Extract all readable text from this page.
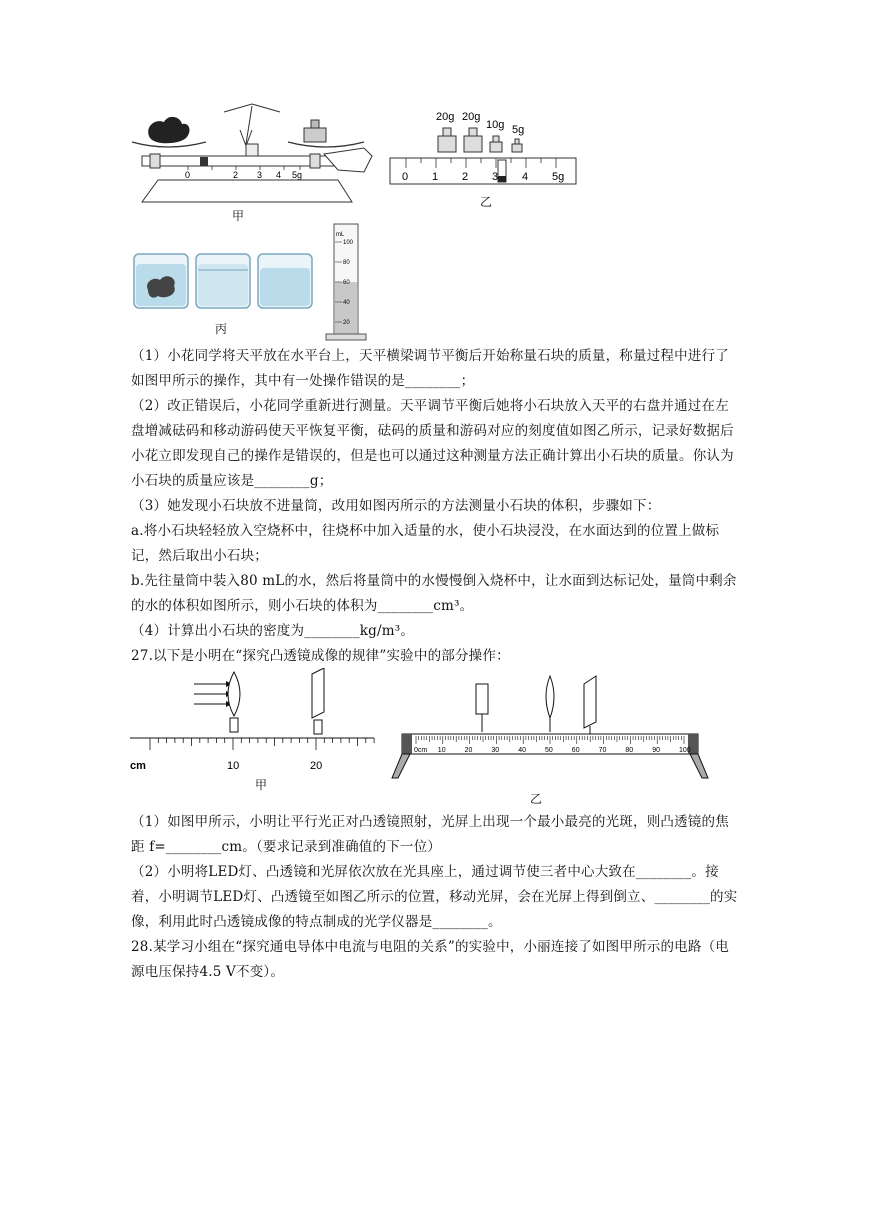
0	2 3 4 5g
甲
20g 20g
10g 5g
0 1 2 3 4 5g
乙
mL
100
80
60
40
20
丙

（1）小花同学将天平放在水平台上，天平横梁调节平衡后开始称量石块的质量，称量过程中进行了如图甲所示的操作，其中有一处操作错误的是________；

（2）改正错误后，小花同学重新进行测量。天平调节平衡后她将小石块放入天平的右盘并通过在左盘增减砝码和移动游码使天平恢复平衡，砝码的质量和游码对应的刻度值如图乙所示，记录好数据后小花立即发现自己的操作是错误的，但是也可以通过这种测量方法正确计算出小石块的质量。你认为小石块的质量应该是________g；

（3）她发现小石块放不进量筒，改用如图丙所示的方法测量小石块的体积，步骤如下：

a.将小石块轻轻放入空烧杯中，往烧杯中加入适量的水，使小石块浸没，在水面达到的位置上做标记，然后取出小石块；

b.先往量筒中装入80 mL的水，然后将量筒中的水慢慢倒入烧杯中，让水面到达标记处，量筒中剩余的水的体积如图所示，则小石块的体积为________cm³。

（4）计算出小石块的密度为________kg/m³。

27.以下是小明在“探究凸透镜成像的规律”实验中的部分操作：

cm	10	20
甲
0cm 10	20	30	40	50	60	70	80	90	100
乙

（1）如图甲所示，小明让平行光正对凸透镜照射，光屏上出现一个最小最亮的光斑，则凸透镜的焦距 f=________cm。（要求记录到准确值的下一位）

（2）小明将LED灯、凸透镜和光屏依次放在光具座上，通过调节使三者中心大致在________。接着，小明调节LED灯、凸透镜至如图乙所示的位置，移动光屏，会在光屏上得到倒立、________的实像，利用此时凸透镜成像的特点制成的光学仪器是________。

28.某学习小组在“探究通电导体中电流与电阻的关系”的实验中，小丽连接了如图甲所示的电路（电源电压保持4.5 V不变）。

### TO DO:
Retype each record exactly as it stands, but do not include the pictures.

### REPLY TO THE EXERCISE:
Extract all readable text from this page.
0	2 3 4 5g
甲
20g 20g
10g 5g
0 1 2 3 4 5g
乙
mL
100
80
60
40
20
丙

（1）小花同学将天平放在水平台上，天平横梁调节平衡后开始称量石块的质量，称量过程中进行了如图甲所示的操作，其中有一处操作错误的是________；

（2）改正错误后，小花同学重新进行测量。天平调节平衡后她将小石块放入天平的右盘并通过在左盘增减砝码和移动游码使天平恢复平衡，砝码的质量和游码对应的刻度值如图乙所示，记录好数据后小花立即发现自己的操作是错误的，但是也可以通过这种测量方法正确计算出小石块的质量。你认为小石块的质量应该是________g；

（3）她发现小石块放不进量筒，改用如图丙所示的方法测量小石块的体积，步骤如下：

a.将小石块轻轻放入空烧杯中，往烧杯中加入适量的水，使小石块浸没，在水面达到的位置上做标记，然后取出小石块；

b.先往量筒中装入80 mL的水，然后将量筒中的水慢慢倒入烧杯中，让水面到达标记处，量筒中剩余的水的体积如图所示，则小石块的体积为________cm³。

（4）计算出小石块的密度为________kg/m³。

27.以下是小明在“探究凸透镜成像的规律”实验中的部分操作：

cm	10	20
甲
0cm 10	20	30	40	50	60	70	80	90	100
乙

（1）如图甲所示，小明让平行光正对凸透镜照射，光屏上出现一个最小最亮的光斑，则凸透镜的焦距 f=________cm。（要求记录到准确值的下一位）

（2）小明将LED灯、凸透镜和光屏依次放在光具座上，通过调节使三者中心大致在________。接着，小明调节LED灯、凸透镜至如图乙所示的位置，移动光屏，会在光屏上得到倒立、________的实像，利用此时凸透镜成像的特点制成的光学仪器是________。

28.某学习小组在“探究通电导体中电流与电阻的关系”的实验中，小丽连接了如图甲所示的电路（电源电压保持4.5 V不变）。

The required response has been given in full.